§ Entries:
★ ★ ★ ★ ★

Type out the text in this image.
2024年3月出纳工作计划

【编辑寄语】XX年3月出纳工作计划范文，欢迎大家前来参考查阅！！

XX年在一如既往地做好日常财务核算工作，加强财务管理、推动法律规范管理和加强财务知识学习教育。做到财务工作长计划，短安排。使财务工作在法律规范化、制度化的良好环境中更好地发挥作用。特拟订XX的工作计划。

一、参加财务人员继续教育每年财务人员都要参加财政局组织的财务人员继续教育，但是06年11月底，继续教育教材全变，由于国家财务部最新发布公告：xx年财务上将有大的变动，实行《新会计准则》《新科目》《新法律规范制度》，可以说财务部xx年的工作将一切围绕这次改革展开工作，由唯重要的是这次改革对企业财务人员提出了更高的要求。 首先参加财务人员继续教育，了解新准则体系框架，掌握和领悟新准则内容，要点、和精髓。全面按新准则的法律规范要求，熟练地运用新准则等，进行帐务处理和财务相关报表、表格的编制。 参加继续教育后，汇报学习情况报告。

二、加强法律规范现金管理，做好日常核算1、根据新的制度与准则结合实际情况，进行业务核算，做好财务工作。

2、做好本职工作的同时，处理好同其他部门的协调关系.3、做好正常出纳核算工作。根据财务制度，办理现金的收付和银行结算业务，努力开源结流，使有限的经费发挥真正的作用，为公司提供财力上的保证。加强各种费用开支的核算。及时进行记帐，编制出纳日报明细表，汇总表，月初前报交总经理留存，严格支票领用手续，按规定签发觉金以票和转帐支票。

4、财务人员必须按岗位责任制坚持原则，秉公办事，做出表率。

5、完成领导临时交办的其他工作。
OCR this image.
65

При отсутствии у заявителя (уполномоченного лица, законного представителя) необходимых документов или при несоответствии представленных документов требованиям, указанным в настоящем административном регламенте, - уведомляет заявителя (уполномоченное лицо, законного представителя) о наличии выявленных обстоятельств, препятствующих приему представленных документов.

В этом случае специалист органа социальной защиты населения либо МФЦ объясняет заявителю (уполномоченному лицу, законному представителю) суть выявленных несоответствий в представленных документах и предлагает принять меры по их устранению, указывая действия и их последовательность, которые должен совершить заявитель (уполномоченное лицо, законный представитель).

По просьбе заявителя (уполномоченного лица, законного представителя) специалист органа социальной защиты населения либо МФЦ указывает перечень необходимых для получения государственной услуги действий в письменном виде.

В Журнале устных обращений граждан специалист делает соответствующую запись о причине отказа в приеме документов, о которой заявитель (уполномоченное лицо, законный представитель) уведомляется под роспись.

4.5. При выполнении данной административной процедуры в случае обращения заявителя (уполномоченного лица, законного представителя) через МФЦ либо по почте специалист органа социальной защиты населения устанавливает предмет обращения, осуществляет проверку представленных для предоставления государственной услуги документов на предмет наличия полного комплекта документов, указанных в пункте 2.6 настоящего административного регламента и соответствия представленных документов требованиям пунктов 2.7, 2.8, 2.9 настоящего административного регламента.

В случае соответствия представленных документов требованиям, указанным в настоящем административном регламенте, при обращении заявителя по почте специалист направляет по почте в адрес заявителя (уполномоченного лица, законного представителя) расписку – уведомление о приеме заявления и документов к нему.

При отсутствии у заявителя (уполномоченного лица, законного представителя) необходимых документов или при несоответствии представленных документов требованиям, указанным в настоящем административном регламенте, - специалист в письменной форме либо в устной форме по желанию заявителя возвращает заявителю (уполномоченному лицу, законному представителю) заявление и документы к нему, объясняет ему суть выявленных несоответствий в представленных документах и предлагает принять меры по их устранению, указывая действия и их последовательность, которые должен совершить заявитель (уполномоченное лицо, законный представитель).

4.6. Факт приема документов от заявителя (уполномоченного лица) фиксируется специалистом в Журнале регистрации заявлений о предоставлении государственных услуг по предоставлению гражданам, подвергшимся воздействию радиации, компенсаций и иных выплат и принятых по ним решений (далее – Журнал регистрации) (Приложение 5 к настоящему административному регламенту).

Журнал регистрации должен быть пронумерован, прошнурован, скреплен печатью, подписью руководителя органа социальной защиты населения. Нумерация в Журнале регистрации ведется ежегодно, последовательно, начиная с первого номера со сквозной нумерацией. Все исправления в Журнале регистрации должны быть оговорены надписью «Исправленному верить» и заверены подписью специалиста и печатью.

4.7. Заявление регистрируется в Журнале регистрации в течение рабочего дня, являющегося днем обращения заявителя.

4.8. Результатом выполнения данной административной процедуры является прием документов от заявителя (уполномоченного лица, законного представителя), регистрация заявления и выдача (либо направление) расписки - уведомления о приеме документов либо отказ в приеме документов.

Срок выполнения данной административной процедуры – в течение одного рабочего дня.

★ ★ ★ ★ ★

§ Task description: Copy out each line exactly as written.

§ Solution for this problem:
Type out the text in this image.
2024年3月出纳工作计划

【编辑寄语】XX年3月出纳工作计划范文，欢迎大家前来参考查阅！！

XX年在一如既往地做好日常财务核算工作，加强财务管理、推动法律规范管理和加强财务知识学习教育。做到财务工作长计划，短安排。使财务工作在法律规范化、制度化的良好环境中更好地发挥作用。特拟订XX的工作计划。

一、参加财务人员继续教育每年财务人员都要参加财政局组织的财务人员继续教育，但是06年11月底，继续教育教材全变，由于国家财务部最新发布公告：xx年财务上将有大的变动，实行《新会计准则》《新科目》《新法律规范制度》，可以说财务部xx年的工作将一切围绕这次改革展开工作，由唯重要的是这次改革对企业财务人员提出了更高的要求。 首先参加财务人员继续教育，了解新准则体系框架，掌握和领悟新准则内容，要点、和精髓。全面按新准则的法律规范要求，熟练地运用新准则等，进行帐务处理和财务相关报表、表格的编制。 参加继续教育后，汇报学习情况报告。

二、加强法律规范现金管理，做好日常核算1、根据新的制度与准则结合实际情况，进行业务核算，做好财务工作。

2、做好本职工作的同时，处理好同其他部门的协调关系.3、做好正常出纳核算工作。根据财务制度，办理现金的收付和银行结算业务，努力开源结流，使有限的经费发挥真正的作用，为公司提供财力上的保证。加强各种费用开支的核算。及时进行记帐，编制出纳日报明细表，汇总表，月初前报交总经理留存，严格支票领用手续，按规定签发觉金以票和转帐支票。

4、财务人员必须按岗位责任制坚持原则，秉公办事，做出表率。

5、完成领导临时交办的其他工作。
OCR this image.
65

При отсутствии у заявителя (уполномоченного лица, законного представителя) необходимых документов или при несоответствии представленных документов требованиям, указанным в настоящем административном регламенте, - уведомляет заявителя (уполномоченное лицо, законного представителя) о наличии выявленных обстоятельств, препятствующих приему представленных документов.

В этом случае специалист органа социальной защиты населения либо МФЦ объясняет заявителю (уполномоченному лицу, законному представителю) суть выявленных несоответствий в представленных документах и предлагает принять меры по их устранению, указывая действия и их последовательность, которые должен совершить заявитель (уполномоченное лицо, законный представитель).

По просьбе заявителя (уполномоченного лица, законного представителя) специалист органа социальной защиты населения либо МФЦ указывает перечень необходимых для получения государственной услуги действий в письменном виде.

В Журнале устных обращений граждан специалист делает соответствующую запись о причине отказа в приеме документов, о которой заявитель (уполномоченное лицо, законный представитель) уведомляется под роспись.

4.5. При выполнении данной административной процедуры в случае обращения заявителя (уполномоченного лица, законного представителя) через МФЦ либо по почте специалист органа социальной защиты населения устанавливает предмет обращения, осуществляет проверку представленных для предоставления государственной услуги документов на предмет наличия полного комплекта документов, указанных в пункте 2.6 настоящего административного регламента и соответствия представленных документов требованиям пунктов 2.7, 2.8, 2.9 настоящего административного регламента.

В случае соответствия представленных документов требованиям, указанным в настоящем административном регламенте, при обращении заявителя по почте специалист направляет по почте в адрес заявителя (уполномоченного лица, законного представителя) расписку – уведомление о приеме заявления и документов к нему.

При отсутствии у заявителя (уполномоченного лица, законного представителя) необходимых документов или при несоответствии представленных документов требованиям, указанным в настоящем административном регламенте, - специалист в письменной форме либо в устной форме по желанию заявителя возвращает заявителю (уполномоченному лицу, законному представителю) заявление и документы к нему, объясняет ему суть выявленных несоответствий в представленных документах и предлагает принять меры по их устранению, указывая действия и их последовательность, которые должен совершить заявитель (уполномоченное лицо, законный представитель).

4.6. Факт приема документов от заявителя (уполномоченного лица) фиксируется специалистом в Журнале регистрации заявлений о предоставлении государственных услуг по предоставлению гражданам, подвергшимся воздействию радиации, компенсаций и иных выплат и принятых по ним решений (далее – Журнал регистрации) (Приложение 5 к настоящему административному регламенту).

Журнал регистрации должен быть пронумерован, прошнурован, скреплен печатью, подписью руководителя органа социальной защиты населения. Нумерация в Журнале регистрации ведется ежегодно, последовательно, начиная с первого номера со сквозной нумерацией. Все исправления в Журнале регистрации должны быть оговорены надписью «Исправленному верить» и заверены подписью специалиста и печатью.

4.7. Заявление регистрируется в Журнале регистрации в течение рабочего дня, являющегося днем обращения заявителя.

4.8. Результатом выполнения данной административной процедуры является прием документов от заявителя (уполномоченного лица, законного представителя), регистрация заявления и выдача (либо направление) расписки - уведомления о приеме документов либо отказ в приеме документов.

Срок выполнения данной административной процедуры – в течение одного рабочего дня.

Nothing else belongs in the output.